◆ TASK REQUIREMENTS
Will you output the entries below exactly, skipping every image they contain?

[Figure collection entries]
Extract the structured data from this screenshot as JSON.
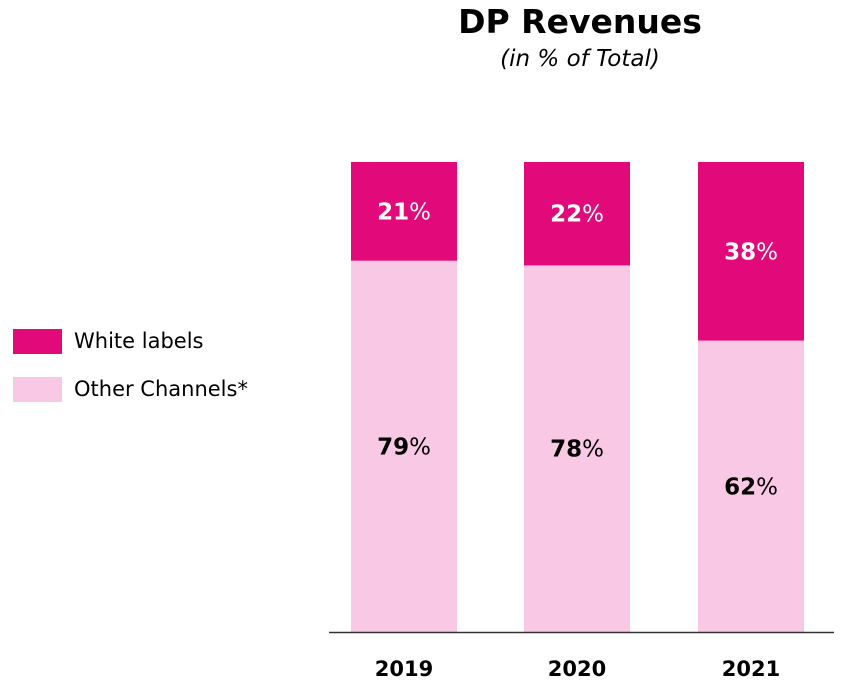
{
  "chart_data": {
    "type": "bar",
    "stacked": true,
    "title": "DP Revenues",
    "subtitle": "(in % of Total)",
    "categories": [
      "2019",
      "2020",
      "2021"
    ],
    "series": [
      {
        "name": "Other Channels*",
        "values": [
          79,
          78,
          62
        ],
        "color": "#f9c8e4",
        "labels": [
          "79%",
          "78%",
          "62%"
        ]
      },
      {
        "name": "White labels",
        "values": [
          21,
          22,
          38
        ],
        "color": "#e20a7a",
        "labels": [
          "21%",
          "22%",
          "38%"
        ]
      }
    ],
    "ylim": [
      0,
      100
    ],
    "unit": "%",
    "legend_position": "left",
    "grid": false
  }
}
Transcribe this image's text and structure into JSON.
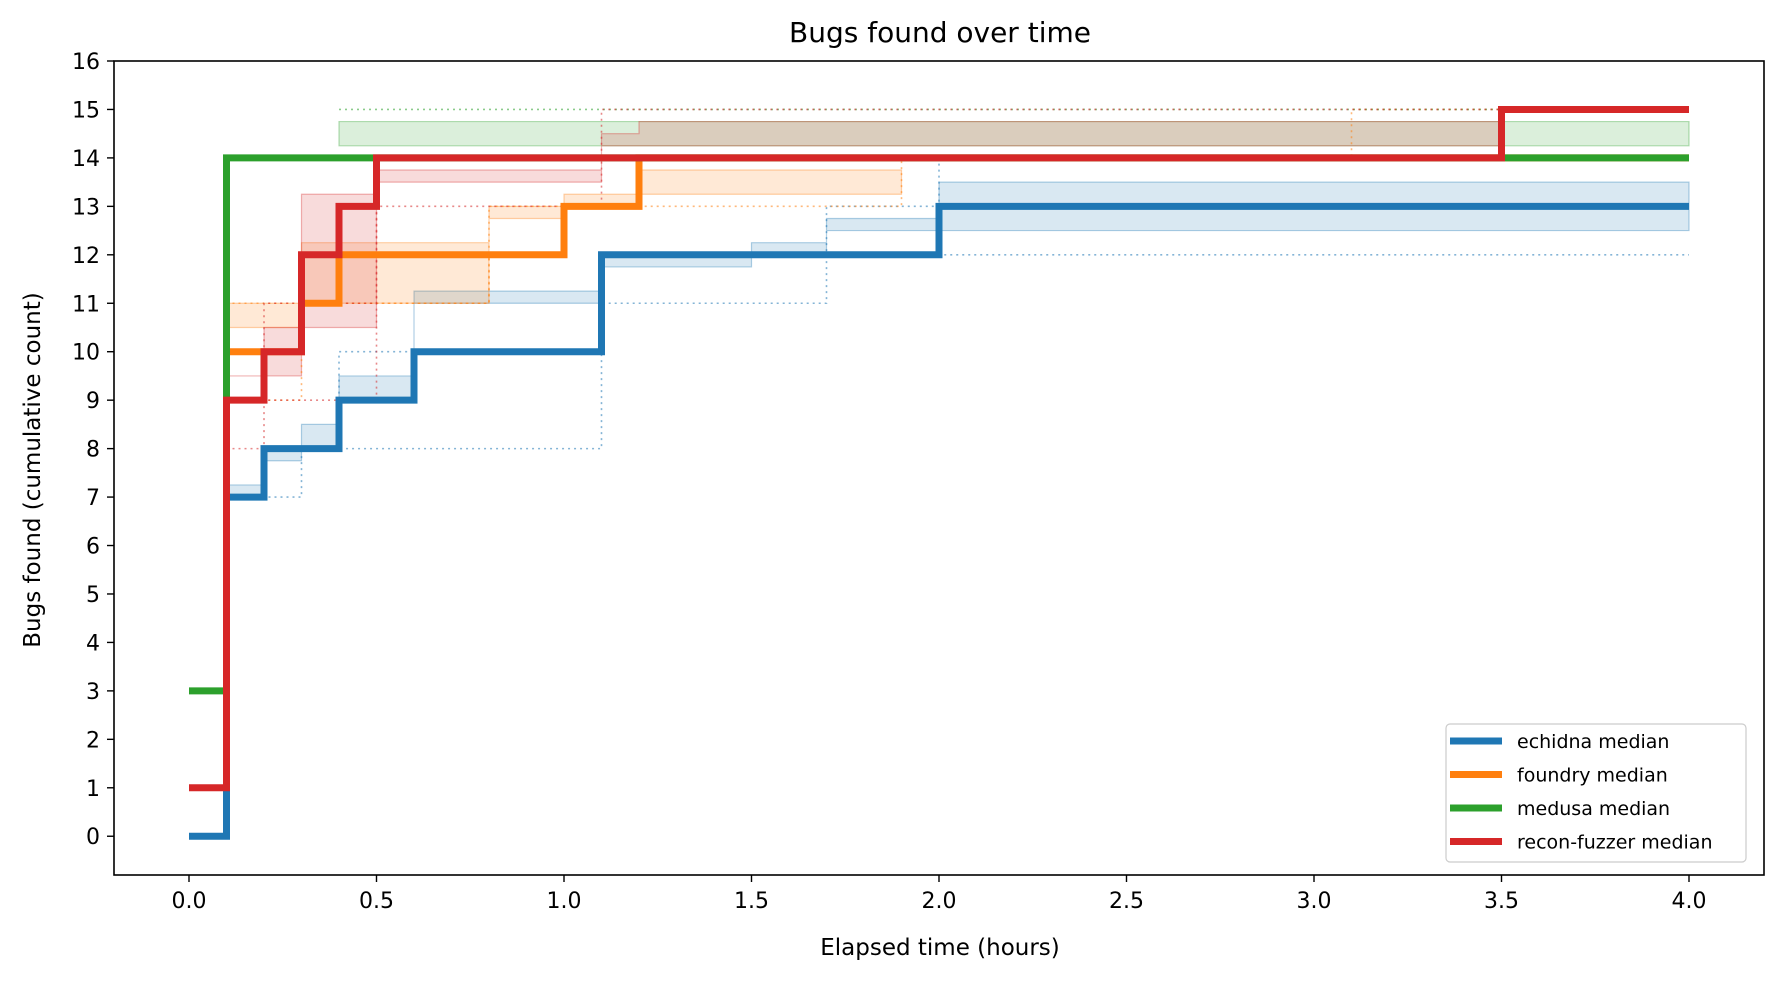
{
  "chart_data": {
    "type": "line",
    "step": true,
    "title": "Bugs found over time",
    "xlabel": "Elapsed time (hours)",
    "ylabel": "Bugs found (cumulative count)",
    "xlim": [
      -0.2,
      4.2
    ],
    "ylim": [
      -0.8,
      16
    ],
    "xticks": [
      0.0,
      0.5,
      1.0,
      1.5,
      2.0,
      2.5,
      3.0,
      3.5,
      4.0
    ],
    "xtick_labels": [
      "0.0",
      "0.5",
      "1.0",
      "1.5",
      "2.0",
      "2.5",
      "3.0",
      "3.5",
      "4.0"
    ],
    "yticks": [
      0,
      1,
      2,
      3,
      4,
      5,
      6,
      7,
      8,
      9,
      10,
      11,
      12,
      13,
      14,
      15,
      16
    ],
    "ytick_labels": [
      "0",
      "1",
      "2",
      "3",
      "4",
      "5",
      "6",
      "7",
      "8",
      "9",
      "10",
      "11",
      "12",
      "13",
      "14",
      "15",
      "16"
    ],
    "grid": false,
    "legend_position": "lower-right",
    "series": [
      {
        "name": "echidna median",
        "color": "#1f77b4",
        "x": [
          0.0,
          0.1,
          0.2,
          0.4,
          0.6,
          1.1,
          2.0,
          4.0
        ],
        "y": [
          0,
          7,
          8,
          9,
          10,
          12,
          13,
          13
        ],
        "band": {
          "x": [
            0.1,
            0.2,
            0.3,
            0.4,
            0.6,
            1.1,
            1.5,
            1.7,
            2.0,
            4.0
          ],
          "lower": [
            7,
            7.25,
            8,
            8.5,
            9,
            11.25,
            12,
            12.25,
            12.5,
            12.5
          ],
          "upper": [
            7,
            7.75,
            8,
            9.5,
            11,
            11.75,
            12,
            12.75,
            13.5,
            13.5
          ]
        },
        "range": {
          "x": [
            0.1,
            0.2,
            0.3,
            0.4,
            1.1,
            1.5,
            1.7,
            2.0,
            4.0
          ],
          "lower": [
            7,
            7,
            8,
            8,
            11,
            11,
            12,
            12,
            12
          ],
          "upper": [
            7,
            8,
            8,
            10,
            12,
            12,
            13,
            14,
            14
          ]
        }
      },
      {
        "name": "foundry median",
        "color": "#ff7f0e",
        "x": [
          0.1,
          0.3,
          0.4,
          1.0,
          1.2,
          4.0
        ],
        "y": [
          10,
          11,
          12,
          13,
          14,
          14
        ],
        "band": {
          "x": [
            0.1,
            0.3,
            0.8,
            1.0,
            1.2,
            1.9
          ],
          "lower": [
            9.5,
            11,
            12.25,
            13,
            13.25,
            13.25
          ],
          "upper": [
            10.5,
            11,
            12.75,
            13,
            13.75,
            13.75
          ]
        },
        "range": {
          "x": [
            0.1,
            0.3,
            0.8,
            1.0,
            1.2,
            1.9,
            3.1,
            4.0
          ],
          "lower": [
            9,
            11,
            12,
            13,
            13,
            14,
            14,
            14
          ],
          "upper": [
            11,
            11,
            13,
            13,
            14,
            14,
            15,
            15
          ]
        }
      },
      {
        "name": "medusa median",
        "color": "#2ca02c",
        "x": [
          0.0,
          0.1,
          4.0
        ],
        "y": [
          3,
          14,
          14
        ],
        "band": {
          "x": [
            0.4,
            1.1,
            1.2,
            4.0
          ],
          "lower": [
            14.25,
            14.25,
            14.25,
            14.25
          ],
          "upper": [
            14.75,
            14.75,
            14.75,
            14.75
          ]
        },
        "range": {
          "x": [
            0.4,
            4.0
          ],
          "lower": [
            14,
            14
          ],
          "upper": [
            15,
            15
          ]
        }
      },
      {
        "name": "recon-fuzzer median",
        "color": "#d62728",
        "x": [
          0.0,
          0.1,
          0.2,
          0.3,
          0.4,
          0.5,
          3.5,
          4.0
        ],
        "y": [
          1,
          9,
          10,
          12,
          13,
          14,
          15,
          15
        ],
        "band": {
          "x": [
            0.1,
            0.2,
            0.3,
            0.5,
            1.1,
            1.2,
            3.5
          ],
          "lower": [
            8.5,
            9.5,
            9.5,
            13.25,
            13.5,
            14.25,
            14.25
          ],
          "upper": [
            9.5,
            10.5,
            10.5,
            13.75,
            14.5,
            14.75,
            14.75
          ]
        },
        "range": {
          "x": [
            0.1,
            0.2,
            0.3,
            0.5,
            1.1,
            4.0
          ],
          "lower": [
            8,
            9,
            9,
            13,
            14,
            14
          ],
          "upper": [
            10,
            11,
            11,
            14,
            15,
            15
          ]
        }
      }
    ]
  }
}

◆ TASK OUTPUT
Extract the structured data from this screenshot as JSON.
{
  "chart_data": {
    "type": "bar",
    "stacked": true,
    "title": "DP Revenues",
    "subtitle": "(in % of Total)",
    "categories": [
      "2019",
      "2020",
      "2021"
    ],
    "series": [
      {
        "name": "Other Channels*",
        "values": [
          79,
          78,
          62
        ],
        "color": "#f9c8e4",
        "labels": [
          "79%",
          "78%",
          "62%"
        ]
      },
      {
        "name": "White labels",
        "values": [
          21,
          22,
          38
        ],
        "color": "#e20a7a",
        "labels": [
          "21%",
          "22%",
          "38%"
        ]
      }
    ],
    "ylim": [
      0,
      100
    ],
    "unit": "%",
    "legend_position": "left",
    "grid": false
  }
}
Transcribe this image's text and structure into JSON.
{
  "chart_data": {
    "type": "line",
    "step": true,
    "title": "Bugs found over time",
    "xlabel": "Elapsed time (hours)",
    "ylabel": "Bugs found (cumulative count)",
    "xlim": [
      -0.2,
      4.2
    ],
    "ylim": [
      -0.8,
      16
    ],
    "xticks": [
      0.0,
      0.5,
      1.0,
      1.5,
      2.0,
      2.5,
      3.0,
      3.5,
      4.0
    ],
    "xtick_labels": [
      "0.0",
      "0.5",
      "1.0",
      "1.5",
      "2.0",
      "2.5",
      "3.0",
      "3.5",
      "4.0"
    ],
    "yticks": [
      0,
      1,
      2,
      3,
      4,
      5,
      6,
      7,
      8,
      9,
      10,
      11,
      12,
      13,
      14,
      15,
      16
    ],
    "ytick_labels": [
      "0",
      "1",
      "2",
      "3",
      "4",
      "5",
      "6",
      "7",
      "8",
      "9",
      "10",
      "11",
      "12",
      "13",
      "14",
      "15",
      "16"
    ],
    "grid": false,
    "legend_position": "lower-right",
    "series": [
      {
        "name": "echidna median",
        "color": "#1f77b4",
        "x": [
          0.0,
          0.1,
          0.2,
          0.4,
          0.6,
          1.1,
          2.0,
          4.0
        ],
        "y": [
          0,
          7,
          8,
          9,
          10,
          12,
          13,
          13
        ],
        "band": {
          "x": [
            0.1,
            0.2,
            0.3,
            0.4,
            0.6,
            1.1,
            1.5,
            1.7,
            2.0,
            4.0
          ],
          "lower": [
            7,
            7.25,
            8,
            8.5,
            9,
            11.25,
            12,
            12.25,
            12.5,
            12.5
          ],
          "upper": [
            7,
            7.75,
            8,
            9.5,
            11,
            11.75,
            12,
            12.75,
            13.5,
            13.5
          ]
        },
        "range": {
          "x": [
            0.1,
            0.2,
            0.3,
            0.4,
            1.1,
            1.5,
            1.7,
            2.0,
            4.0
          ],
          "lower": [
            7,
            7,
            8,
            8,
            11,
            11,
            12,
            12,
            12
          ],
          "upper": [
            7,
            8,
            8,
            10,
            12,
            12,
            13,
            14,
            14
          ]
        }
      },
      {
        "name": "foundry median",
        "color": "#ff7f0e",
        "x": [
          0.1,
          0.3,
          0.4,
          1.0,
          1.2,
          4.0
        ],
        "y": [
          10,
          11,
          12,
          13,
          14,
          14
        ],
        "band": {
          "x": [
            0.1,
            0.3,
            0.8,
            1.0,
            1.2,
            1.9
          ],
          "lower": [
            9.5,
            11,
            12.25,
            13,
            13.25,
            13.25
          ],
          "upper": [
            10.5,
            11,
            12.75,
            13,
            13.75,
            13.75
          ]
        },
        "range": {
          "x": [
            0.1,
            0.3,
            0.8,
            1.0,
            1.2,
            1.9,
            3.1,
            4.0
          ],
          "lower": [
            9,
            11,
            12,
            13,
            13,
            14,
            14,
            14
          ],
          "upper": [
            11,
            11,
            13,
            13,
            14,
            14,
            15,
            15
          ]
        }
      },
      {
        "name": "medusa median",
        "color": "#2ca02c",
        "x": [
          0.0,
          0.1,
          4.0
        ],
        "y": [
          3,
          14,
          14
        ],
        "band": {
          "x": [
            0.4,
            1.1,
            1.2,
            4.0
          ],
          "lower": [
            14.25,
            14.25,
            14.25,
            14.25
          ],
          "upper": [
            14.75,
            14.75,
            14.75,
            14.75
          ]
        },
        "range": {
          "x": [
            0.4,
            4.0
          ],
          "lower": [
            14,
            14
          ],
          "upper": [
            15,
            15
          ]
        }
      },
      {
        "name": "recon-fuzzer median",
        "color": "#d62728",
        "x": [
          0.0,
          0.1,
          0.2,
          0.3,
          0.4,
          0.5,
          3.5,
          4.0
        ],
        "y": [
          1,
          9,
          10,
          12,
          13,
          14,
          15,
          15
        ],
        "band": {
          "x": [
            0.1,
            0.2,
            0.3,
            0.5,
            1.1,
            1.2,
            3.5
          ],
          "lower": [
            8.5,
            9.5,
            9.5,
            13.25,
            13.5,
            14.25,
            14.25
          ],
          "upper": [
            9.5,
            10.5,
            10.5,
            13.75,
            14.5,
            14.75,
            14.75
          ]
        },
        "range": {
          "x": [
            0.1,
            0.2,
            0.3,
            0.5,
            1.1,
            4.0
          ],
          "lower": [
            8,
            9,
            9,
            13,
            14,
            14
          ],
          "upper": [
            10,
            11,
            11,
            14,
            15,
            15
          ]
        }
      }
    ]
  }
}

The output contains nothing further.